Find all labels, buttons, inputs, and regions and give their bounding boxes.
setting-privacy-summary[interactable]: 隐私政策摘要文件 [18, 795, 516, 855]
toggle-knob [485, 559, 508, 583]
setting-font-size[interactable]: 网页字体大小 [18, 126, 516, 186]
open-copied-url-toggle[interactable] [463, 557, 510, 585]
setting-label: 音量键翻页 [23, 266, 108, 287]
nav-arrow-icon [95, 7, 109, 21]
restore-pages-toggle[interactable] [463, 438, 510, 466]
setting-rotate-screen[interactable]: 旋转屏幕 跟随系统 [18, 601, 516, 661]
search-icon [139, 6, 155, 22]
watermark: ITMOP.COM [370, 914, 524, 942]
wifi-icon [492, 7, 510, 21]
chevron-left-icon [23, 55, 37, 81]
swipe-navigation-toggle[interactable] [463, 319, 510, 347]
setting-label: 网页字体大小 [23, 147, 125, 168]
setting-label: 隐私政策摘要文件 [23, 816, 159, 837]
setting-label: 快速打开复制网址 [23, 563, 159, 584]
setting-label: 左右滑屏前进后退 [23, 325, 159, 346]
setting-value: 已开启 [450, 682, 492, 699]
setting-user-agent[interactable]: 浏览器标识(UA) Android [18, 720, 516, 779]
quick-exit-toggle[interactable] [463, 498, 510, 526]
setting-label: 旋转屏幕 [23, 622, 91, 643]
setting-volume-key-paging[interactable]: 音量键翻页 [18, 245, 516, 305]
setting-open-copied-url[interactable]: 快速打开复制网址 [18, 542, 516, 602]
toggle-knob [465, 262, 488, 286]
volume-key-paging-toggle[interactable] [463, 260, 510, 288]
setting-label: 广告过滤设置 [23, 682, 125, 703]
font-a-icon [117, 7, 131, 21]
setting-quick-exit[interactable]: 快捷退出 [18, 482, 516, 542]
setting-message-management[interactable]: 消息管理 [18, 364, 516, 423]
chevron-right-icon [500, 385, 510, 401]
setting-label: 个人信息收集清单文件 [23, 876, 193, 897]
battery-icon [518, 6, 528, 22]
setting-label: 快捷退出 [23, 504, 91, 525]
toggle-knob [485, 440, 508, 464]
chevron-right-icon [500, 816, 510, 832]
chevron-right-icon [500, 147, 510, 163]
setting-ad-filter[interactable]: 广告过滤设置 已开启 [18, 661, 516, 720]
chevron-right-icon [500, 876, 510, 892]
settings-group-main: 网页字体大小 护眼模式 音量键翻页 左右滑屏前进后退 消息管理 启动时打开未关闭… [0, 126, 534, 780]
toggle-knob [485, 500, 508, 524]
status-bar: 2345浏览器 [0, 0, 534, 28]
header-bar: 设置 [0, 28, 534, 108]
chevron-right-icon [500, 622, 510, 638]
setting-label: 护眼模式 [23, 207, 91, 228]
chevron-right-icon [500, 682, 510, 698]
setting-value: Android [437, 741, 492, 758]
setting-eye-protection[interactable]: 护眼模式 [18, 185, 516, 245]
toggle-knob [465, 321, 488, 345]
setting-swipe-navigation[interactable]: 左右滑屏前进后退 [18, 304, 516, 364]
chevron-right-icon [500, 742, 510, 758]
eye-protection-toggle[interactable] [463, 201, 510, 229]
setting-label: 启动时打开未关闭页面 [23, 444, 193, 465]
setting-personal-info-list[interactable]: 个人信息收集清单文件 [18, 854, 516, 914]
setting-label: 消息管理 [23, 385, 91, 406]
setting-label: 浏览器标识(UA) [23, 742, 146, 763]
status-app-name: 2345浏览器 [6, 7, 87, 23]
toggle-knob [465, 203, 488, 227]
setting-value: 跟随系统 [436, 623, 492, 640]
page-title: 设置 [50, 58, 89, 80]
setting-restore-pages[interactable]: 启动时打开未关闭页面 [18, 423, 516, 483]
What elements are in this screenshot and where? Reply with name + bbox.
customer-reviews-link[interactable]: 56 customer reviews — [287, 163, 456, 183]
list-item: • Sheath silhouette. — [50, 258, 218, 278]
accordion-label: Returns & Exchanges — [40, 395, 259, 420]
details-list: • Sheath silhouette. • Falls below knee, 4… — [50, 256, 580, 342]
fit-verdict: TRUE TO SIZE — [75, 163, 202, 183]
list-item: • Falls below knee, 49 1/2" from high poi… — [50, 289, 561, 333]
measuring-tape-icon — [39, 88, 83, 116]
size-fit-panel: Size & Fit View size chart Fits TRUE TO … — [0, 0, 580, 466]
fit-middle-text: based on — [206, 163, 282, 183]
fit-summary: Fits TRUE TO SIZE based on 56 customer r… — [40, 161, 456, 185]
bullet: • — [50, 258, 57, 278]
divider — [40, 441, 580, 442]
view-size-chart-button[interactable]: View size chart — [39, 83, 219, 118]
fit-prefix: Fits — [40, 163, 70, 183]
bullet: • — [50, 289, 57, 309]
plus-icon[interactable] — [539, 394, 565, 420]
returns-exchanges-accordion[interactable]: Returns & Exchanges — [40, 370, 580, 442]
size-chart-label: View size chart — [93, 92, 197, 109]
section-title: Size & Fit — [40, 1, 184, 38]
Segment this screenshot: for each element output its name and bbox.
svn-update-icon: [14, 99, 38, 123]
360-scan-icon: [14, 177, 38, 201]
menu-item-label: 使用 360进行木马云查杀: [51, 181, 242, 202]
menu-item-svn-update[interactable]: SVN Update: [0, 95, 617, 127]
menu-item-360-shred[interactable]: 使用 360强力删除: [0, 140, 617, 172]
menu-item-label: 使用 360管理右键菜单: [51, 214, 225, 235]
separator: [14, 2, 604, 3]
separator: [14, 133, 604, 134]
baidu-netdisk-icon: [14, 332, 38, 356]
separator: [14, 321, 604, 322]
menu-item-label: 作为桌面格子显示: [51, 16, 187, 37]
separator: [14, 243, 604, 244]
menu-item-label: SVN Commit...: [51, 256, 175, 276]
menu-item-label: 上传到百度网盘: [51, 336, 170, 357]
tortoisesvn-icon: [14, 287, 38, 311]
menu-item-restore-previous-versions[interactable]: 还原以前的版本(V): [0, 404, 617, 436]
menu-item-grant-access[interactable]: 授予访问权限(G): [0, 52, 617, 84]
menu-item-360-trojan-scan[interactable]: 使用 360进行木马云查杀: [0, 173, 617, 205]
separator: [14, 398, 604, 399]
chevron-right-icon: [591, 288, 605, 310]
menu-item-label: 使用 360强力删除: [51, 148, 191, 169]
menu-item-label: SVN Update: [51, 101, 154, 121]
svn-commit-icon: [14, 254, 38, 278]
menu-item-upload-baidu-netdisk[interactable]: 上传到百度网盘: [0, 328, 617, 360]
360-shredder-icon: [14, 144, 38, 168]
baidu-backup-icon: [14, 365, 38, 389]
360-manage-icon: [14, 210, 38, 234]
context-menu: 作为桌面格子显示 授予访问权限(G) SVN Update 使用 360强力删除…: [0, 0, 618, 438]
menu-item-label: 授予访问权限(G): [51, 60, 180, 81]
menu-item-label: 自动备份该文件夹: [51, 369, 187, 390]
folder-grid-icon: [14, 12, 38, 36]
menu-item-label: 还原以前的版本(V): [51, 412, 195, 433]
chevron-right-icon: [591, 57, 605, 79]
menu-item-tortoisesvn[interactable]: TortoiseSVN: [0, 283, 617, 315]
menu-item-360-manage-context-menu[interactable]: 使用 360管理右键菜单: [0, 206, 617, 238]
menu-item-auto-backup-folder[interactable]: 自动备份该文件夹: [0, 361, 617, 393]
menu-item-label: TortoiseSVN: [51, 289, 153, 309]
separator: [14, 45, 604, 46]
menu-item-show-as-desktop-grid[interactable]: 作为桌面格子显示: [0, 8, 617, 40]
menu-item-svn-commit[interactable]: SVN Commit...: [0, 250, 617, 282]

- - - -

## Exercise requirements:
Present every line of the items above as a JSON list of strings, one string per line, leaving out any blank lines.

## Written response:
[
  "Find all labels, buttons, inputs, and regions and give their bounding boxes.",
  "setting-privacy-summary[interactable]: 隐私政策摘要文件 [18, 795, 516, 855]",
  "toggle-knob [485, 559, 508, 583]",
  "setting-font-size[interactable]: 网页字体大小 [18, 126, 516, 186]",
  "open-copied-url-toggle[interactable] [463, 557, 510, 585]",
  "setting-label: 音量键翻页 [23, 266, 108, 287]",
  "nav-arrow-icon [95, 7, 109, 21]",
  "restore-pages-toggle[interactable] [463, 438, 510, 466]",
  "setting-rotate-screen[interactable]: 旋转屏幕 跟随系统 [18, 601, 516, 661]",
  "search-icon [139, 6, 155, 22]",
  "watermark: ITMOP.COM [370, 914, 524, 942]",
  "wifi-icon [492, 7, 510, 21]",
  "chevron-left-icon [23, 55, 37, 81]",
  "swipe-navigation-toggle[interactable] [463, 319, 510, 347]",
  "setting-label: 网页字体大小 [23, 147, 125, 168]",
  "setting-label: 隐私政策摘要文件 [23, 816, 159, 837]",
  "setting-label: 快速打开复制网址 [23, 563, 159, 584]",
  "setting-label: 左右滑屏前进后退 [23, 325, 159, 346]",
  "setting-value: 已开启 [450, 682, 492, 699]",
  "setting-user-agent[interactable]: 浏览器标识(UA) Android [18, 720, 516, 779]",
  "quick-exit-toggle[interactable] [463, 498, 510, 526]",
  "setting-label: 旋转屏幕 [23, 622, 91, 643]",
  "setting-volume-key-paging[interactable]: 音量键翻页 [18, 245, 516, 305]",
  "setting-open-copied-url[interactable]: 快速打开复制网址 [18, 542, 516, 602]",
  "toggle-knob [465, 262, 488, 286]",
  "volume-key-paging-toggle[interactable] [463, 260, 510, 288]",
  "setting-label: 广告过滤设置 [23, 682, 125, 703]",
  "font-a-icon [117, 7, 131, 21]",
  "setting-quick-exit[interactable]: 快捷退出 [18, 482, 516, 542]",
  "setting-message-management[interactable]: 消息管理 [18, 364, 516, 423]",
  "chevron-right-icon [500, 385, 510, 401]",
  "setting-label: 个人信息收集清单文件 [23, 876, 193, 897]",
  "battery-icon [518, 6, 528, 22]",
  "setting-label: 快捷退出 [23, 504, 91, 525]",
  "toggle-knob [485, 440, 508, 464]",
  "chevron-right-icon [500, 816, 510, 832]",
  "chevron-right-icon [500, 147, 510, 163]",
  "setting-ad-filter[interactable]: 广告过滤设置 已开启 [18, 661, 516, 720]",
  "chevron-right-icon [500, 876, 510, 892]",
  "settings-group-main: 网页字体大小 护眼模式 音量键翻页 左右滑屏前进后退 消息管理 启动时打开未关闭… [0, 126, 534, 780]",
  "toggle-knob [485, 500, 508, 524]",
  "status-bar: 2345浏览器 [0, 0, 534, 28]",
  "header-bar: 设置 [0, 28, 534, 108]",
  "chevron-right-icon [500, 622, 510, 638]",
  "setting-label: 护眼模式 [23, 207, 91, 228]",
  "chevron-right-icon [500, 682, 510, 698]",
  "setting-value: Android [437, 741, 492, 758]",
  "setting-eye-protection[interactable]: 护眼模式 [18, 185, 516, 245]",
  "toggle-knob [465, 321, 488, 345]",
  "setting-swipe-navigation[interactable]: 左右滑屏前进后退 [18, 304, 516, 364]",
  "chevron-right-icon [500, 742, 510, 758]",
  "eye-protection-toggle[interactable] [463, 201, 510, 229]",
  "setting-label: 启动时打开未关闭页面 [23, 444, 193, 465]",
  "setting-personal-info-list[interactable]: 个人信息收集清单文件 [18, 854, 516, 914]",
  "setting-label: 消息管理 [23, 385, 91, 406]",
  "setting-label: 浏览器标识(UA) [23, 742, 146, 763]",
  "status-app-name: 2345浏览器 [6, 7, 87, 23]",
  "toggle-knob [465, 203, 488, 227]",
  "setting-value: 跟随系统 [436, 623, 492, 640]",
  "page-title: 设置 [50, 58, 89, 80]",
  "setting-restore-pages[interactable]: 启动时打开未关闭页面 [18, 423, 516, 483]",
  "What elements are in this screenshot and where? Reply with name + bbox.",
  "customer-reviews-link[interactable]: 56 customer reviews — [287, 163, 456, 183]",
  "list-item: • Sheath silhouette. — [50, 258, 218, 278]",
  "accordion-label: Returns & Exchanges — [40, 395, 259, 420]",
  "details-list: • Sheath silhouette. • Falls below knee, 4… — [50, 256, 580, 342]",
  "fit-verdict: TRUE TO SIZE — [75, 163, 202, 183]",
  "list-item: • Falls below knee, 49 1/2\" from high poi… — [50, 289, 561, 333]",
  "measuring-tape-icon — [39, 88, 83, 116]",
  "size-fit-panel: Size & Fit View size chart Fits TRUE TO … — [0, 0, 580, 466]",
  "fit-middle-text: based on — [206, 163, 282, 183]",
  "fit-summary: Fits TRUE TO SIZE based on 56 customer r… — [40, 161, 456, 185]",
  "bullet: • — [50, 258, 57, 278]",
  "divider — [40, 441, 580, 442]",
  "view-size-chart-button[interactable]: View size chart — [39, 83, 219, 118]",
  "fit-prefix: Fits — [40, 163, 70, 183]",
  "bullet: • — [50, 289, 57, 309]",
  "plus-icon[interactable] — [539, 394, 565, 420]",
  "returns-exchanges-accordion[interactable]: Returns & Exchanges — [40, 370, 580, 442]",
  "size-chart-label: View size chart — [93, 92, 197, 109]",
  "section-title: Size & Fit — [40, 1, 184, 38]",
  "Segment this screenshot: for each element output its name and bbox.",
  "svn-update-icon: [14, 99, 38, 123]",
  "360-scan-icon: [14, 177, 38, 201]",
  "menu-item-label: 使用 360进行木马云查杀: [51, 181, 242, 202]",
  "menu-item-svn-update[interactable]: SVN Update: [0, 95, 617, 127]",
  "menu-item-360-shred[interactable]: 使用 360强力删除: [0, 140, 617, 172]",
  "menu-item-label: 使用 360管理右键菜单: [51, 214, 225, 235]",
  "separator: [14, 2, 604, 3]",
  "separator: [14, 133, 604, 134]",
  "baidu-netdisk-icon: [14, 332, 38, 356]",
  "separator: [14, 321, 604, 322]",
  "menu-item-label: 作为桌面格子显示: [51, 16, 187, 37]",
  "separator: [14, 243, 604, 244]",
  "menu-item-label: SVN Commit...: [51, 256, 175, 276]",
  "menu-item-label: 上传到百度网盘: [51, 336, 170, 357]",
  "tortoisesvn-icon: [14, 287, 38, 311]",
  "menu-item-restore-previous-versions[interactable]: 还原以前的版本(V): [0, 404, 617, 436]",
  "menu-item-grant-access[interactable]: 授予访问权限(G): [0, 52, 617, 84]",
  "menu-item-360-trojan-scan[interactable]: 使用 360进行木马云查杀: [0, 173, 617, 205]",
  "separator: [14, 398, 604, 399]",
  "chevron-right-icon: [591, 288, 605, 310]",
  "menu-item-label: 使用 360强力删除: [51, 148, 191, 169]",
  "menu-item-label: SVN Update: [51, 101, 154, 121]",
  "svn-commit-icon: [14, 254, 38, 278]",
  "menu-item-upload-baidu-netdisk[interactable]: 上传到百度网盘: [0, 328, 617, 360]",
  "360-shredder-icon: [14, 144, 38, 168]",
  "baidu-backup-icon: [14, 365, 38, 389]",
  "360-manage-icon: [14, 210, 38, 234]",
  "context-menu: 作为桌面格子显示 授予访问权限(G) SVN Update 使用 360强力删除…: [0, 0, 618, 438]",
  "menu-item-label: 授予访问权限(G): [51, 60, 180, 81]",
  "menu-item-label: 自动备份该文件夹: [51, 369, 187, 390]",
  "folder-grid-icon: [14, 12, 38, 36]",
  "menu-item-label: 还原以前的版本(V): [51, 412, 195, 433]",
  "chevron-right-icon: [591, 57, 605, 79]",
  "menu-item-tortoisesvn[interactable]: TortoiseSVN: [0, 283, 617, 315]",
  "menu-item-360-manage-context-menu[interactable]: 使用 360管理右键菜单: [0, 206, 617, 238]",
  "menu-item-auto-backup-folder[interactable]: 自动备份该文件夹: [0, 361, 617, 393]",
  "menu-item-label: TortoiseSVN: [51, 289, 153, 309]",
  "separator: [14, 45, 604, 46]",
  "menu-item-show-as-desktop-grid[interactable]: 作为桌面格子显示: [0, 8, 617, 40]",
  "menu-item-svn-commit[interactable]: SVN Commit...: [0, 250, 617, 282]"
]